A run of records:
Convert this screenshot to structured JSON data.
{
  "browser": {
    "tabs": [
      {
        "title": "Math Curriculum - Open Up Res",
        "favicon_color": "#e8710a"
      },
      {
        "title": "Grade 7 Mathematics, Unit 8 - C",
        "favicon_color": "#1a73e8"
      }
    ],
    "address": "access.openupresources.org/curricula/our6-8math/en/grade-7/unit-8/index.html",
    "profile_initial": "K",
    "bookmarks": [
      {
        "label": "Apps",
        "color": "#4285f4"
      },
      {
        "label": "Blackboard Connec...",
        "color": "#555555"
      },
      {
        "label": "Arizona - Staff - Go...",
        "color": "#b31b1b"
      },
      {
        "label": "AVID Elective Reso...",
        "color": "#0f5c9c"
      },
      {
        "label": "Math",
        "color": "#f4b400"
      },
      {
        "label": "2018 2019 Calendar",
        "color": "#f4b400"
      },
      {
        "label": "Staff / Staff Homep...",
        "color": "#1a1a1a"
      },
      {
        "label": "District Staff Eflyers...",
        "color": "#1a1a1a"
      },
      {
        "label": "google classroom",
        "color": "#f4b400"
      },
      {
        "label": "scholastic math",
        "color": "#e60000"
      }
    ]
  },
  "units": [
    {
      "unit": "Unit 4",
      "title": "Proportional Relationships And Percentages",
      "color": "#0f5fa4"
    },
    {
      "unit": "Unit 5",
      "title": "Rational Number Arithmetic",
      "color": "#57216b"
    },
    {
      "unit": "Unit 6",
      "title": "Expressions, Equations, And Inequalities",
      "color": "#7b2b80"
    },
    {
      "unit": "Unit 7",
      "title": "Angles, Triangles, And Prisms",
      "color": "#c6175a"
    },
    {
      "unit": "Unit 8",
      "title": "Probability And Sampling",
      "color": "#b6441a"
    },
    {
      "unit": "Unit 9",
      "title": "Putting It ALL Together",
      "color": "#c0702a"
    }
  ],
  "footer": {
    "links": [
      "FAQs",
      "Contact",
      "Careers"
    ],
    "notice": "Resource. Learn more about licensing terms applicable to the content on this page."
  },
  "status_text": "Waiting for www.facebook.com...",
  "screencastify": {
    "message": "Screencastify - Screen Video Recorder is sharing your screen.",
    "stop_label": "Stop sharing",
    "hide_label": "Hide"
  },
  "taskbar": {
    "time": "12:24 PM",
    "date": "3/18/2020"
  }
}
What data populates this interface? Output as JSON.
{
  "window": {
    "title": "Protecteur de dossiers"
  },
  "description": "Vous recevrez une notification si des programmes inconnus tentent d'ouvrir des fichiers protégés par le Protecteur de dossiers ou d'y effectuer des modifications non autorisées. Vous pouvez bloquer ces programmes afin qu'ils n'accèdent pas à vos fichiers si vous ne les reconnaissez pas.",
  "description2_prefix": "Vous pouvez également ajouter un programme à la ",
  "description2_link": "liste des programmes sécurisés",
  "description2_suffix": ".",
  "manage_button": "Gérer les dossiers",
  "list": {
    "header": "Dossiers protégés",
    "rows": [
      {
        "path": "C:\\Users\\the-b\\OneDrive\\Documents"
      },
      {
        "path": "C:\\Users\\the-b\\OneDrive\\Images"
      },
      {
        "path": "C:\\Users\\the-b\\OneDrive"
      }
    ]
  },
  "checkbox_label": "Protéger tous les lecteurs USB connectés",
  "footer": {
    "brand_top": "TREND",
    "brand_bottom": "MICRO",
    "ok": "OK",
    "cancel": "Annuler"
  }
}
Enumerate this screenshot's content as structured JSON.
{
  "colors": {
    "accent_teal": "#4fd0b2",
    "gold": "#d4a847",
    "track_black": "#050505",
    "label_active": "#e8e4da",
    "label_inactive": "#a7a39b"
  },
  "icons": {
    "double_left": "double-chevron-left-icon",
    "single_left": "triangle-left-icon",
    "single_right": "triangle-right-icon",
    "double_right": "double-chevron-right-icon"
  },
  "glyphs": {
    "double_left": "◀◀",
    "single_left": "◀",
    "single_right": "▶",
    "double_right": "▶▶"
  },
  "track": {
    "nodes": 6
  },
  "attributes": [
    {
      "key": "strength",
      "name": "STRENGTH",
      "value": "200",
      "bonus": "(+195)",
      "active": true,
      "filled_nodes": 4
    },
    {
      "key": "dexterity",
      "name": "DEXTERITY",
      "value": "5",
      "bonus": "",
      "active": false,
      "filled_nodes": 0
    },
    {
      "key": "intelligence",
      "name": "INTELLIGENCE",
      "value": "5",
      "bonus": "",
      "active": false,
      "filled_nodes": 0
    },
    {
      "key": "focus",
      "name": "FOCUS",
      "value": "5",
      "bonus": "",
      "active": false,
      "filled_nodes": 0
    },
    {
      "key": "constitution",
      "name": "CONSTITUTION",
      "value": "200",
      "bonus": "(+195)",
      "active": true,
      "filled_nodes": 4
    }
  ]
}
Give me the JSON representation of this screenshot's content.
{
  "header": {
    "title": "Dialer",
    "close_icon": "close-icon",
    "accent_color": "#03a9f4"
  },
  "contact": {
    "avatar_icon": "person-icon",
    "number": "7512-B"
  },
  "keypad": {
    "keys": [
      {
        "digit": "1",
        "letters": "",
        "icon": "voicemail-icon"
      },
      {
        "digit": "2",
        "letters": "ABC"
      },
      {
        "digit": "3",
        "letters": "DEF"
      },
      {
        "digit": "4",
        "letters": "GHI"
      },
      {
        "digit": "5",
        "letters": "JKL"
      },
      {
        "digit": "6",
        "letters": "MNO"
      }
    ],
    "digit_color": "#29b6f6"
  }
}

STATED PROBLEM:
Quote each line above in full, word for word.

FINAL RESULT:
Convert this screenshot to structured JSON data.
{
  "browser": {
    "tabs": [
      {
        "title": "Math Curriculum - Open Up Res",
        "favicon_color": "#e8710a"
      },
      {
        "title": "Grade 7 Mathematics, Unit 8 - C",
        "favicon_color": "#1a73e8"
      }
    ],
    "address": "access.openupresources.org/curricula/our6-8math/en/grade-7/unit-8/index.html",
    "profile_initial": "K",
    "bookmarks": [
      {
        "label": "Apps",
        "color": "#4285f4"
      },
      {
        "label": "Blackboard Connec...",
        "color": "#555555"
      },
      {
        "label": "Arizona - Staff - Go...",
        "color": "#b31b1b"
      },
      {
        "label": "AVID Elective Reso...",
        "color": "#0f5c9c"
      },
      {
        "label": "Math",
        "color": "#f4b400"
      },
      {
        "label": "2018 2019 Calendar",
        "color": "#f4b400"
      },
      {
        "label": "Staff / Staff Homep...",
        "color": "#1a1a1a"
      },
      {
        "label": "District Staff Eflyers...",
        "color": "#1a1a1a"
      },
      {
        "label": "google classroom",
        "color": "#f4b400"
      },
      {
        "label": "scholastic math",
        "color": "#e60000"
      }
    ]
  },
  "units": [
    {
      "unit": "Unit 4",
      "title": "Proportional Relationships And Percentages",
      "color": "#0f5fa4"
    },
    {
      "unit": "Unit 5",
      "title": "Rational Number Arithmetic",
      "color": "#57216b"
    },
    {
      "unit": "Unit 6",
      "title": "Expressions, Equations, And Inequalities",
      "color": "#7b2b80"
    },
    {
      "unit": "Unit 7",
      "title": "Angles, Triangles, And Prisms",
      "color": "#c6175a"
    },
    {
      "unit": "Unit 8",
      "title": "Probability And Sampling",
      "color": "#b6441a"
    },
    {
      "unit": "Unit 9",
      "title": "Putting It ALL Together",
      "color": "#c0702a"
    }
  ],
  "footer": {
    "links": [
      "FAQs",
      "Contact",
      "Careers"
    ],
    "notice": "Resource. Learn more about licensing terms applicable to the content on this page."
  },
  "status_text": "Waiting for www.facebook.com...",
  "screencastify": {
    "message": "Screencastify - Screen Video Recorder is sharing your screen.",
    "stop_label": "Stop sharing",
    "hide_label": "Hide"
  },
  "taskbar": {
    "time": "12:24 PM",
    "date": "3/18/2020"
  }
}
What data populates this interface? Output as JSON.
{
  "window": {
    "title": "Protecteur de dossiers"
  },
  "description": "Vous recevrez une notification si des programmes inconnus tentent d'ouvrir des fichiers protégés par le Protecteur de dossiers ou d'y effectuer des modifications non autorisées. Vous pouvez bloquer ces programmes afin qu'ils n'accèdent pas à vos fichiers si vous ne les reconnaissez pas.",
  "description2_prefix": "Vous pouvez également ajouter un programme à la ",
  "description2_link": "liste des programmes sécurisés",
  "description2_suffix": ".",
  "manage_button": "Gérer les dossiers",
  "list": {
    "header": "Dossiers protégés",
    "rows": [
      {
        "path": "C:\\Users\\the-b\\OneDrive\\Documents"
      },
      {
        "path": "C:\\Users\\the-b\\OneDrive\\Images"
      },
      {
        "path": "C:\\Users\\the-b\\OneDrive"
      }
    ]
  },
  "checkbox_label": "Protéger tous les lecteurs USB connectés",
  "footer": {
    "brand_top": "TREND",
    "brand_bottom": "MICRO",
    "ok": "OK",
    "cancel": "Annuler"
  }
}
Enumerate this screenshot's content as structured JSON.
{
  "colors": {
    "accent_teal": "#4fd0b2",
    "gold": "#d4a847",
    "track_black": "#050505",
    "label_active": "#e8e4da",
    "label_inactive": "#a7a39b"
  },
  "icons": {
    "double_left": "double-chevron-left-icon",
    "single_left": "triangle-left-icon",
    "single_right": "triangle-right-icon",
    "double_right": "double-chevron-right-icon"
  },
  "glyphs": {
    "double_left": "◀◀",
    "single_left": "◀",
    "single_right": "▶",
    "double_right": "▶▶"
  },
  "track": {
    "nodes": 6
  },
  "attributes": [
    {
      "key": "strength",
      "name": "STRENGTH",
      "value": "200",
      "bonus": "(+195)",
      "active": true,
      "filled_nodes": 4
    },
    {
      "key": "dexterity",
      "name": "DEXTERITY",
      "value": "5",
      "bonus": "",
      "active": false,
      "filled_nodes": 0
    },
    {
      "key": "intelligence",
      "name": "INTELLIGENCE",
      "value": "5",
      "bonus": "",
      "active": false,
      "filled_nodes": 0
    },
    {
      "key": "focus",
      "name": "FOCUS",
      "value": "5",
      "bonus": "",
      "active": false,
      "filled_nodes": 0
    },
    {
      "key": "constitution",
      "name": "CONSTITUTION",
      "value": "200",
      "bonus": "(+195)",
      "active": true,
      "filled_nodes": 4
    }
  ]
}
Give me the JSON representation of this screenshot's content.
{
  "header": {
    "title": "Dialer",
    "close_icon": "close-icon",
    "accent_color": "#03a9f4"
  },
  "contact": {
    "avatar_icon": "person-icon",
    "number": "7512-B"
  },
  "keypad": {
    "keys": [
      {
        "digit": "1",
        "letters": "",
        "icon": "voicemail-icon"
      },
      {
        "digit": "2",
        "letters": "ABC"
      },
      {
        "digit": "3",
        "letters": "DEF"
      },
      {
        "digit": "4",
        "letters": "GHI"
      },
      {
        "digit": "5",
        "letters": "JKL"
      },
      {
        "digit": "6",
        "letters": "MNO"
      }
    ],
    "digit_color": "#29b6f6"
  }
}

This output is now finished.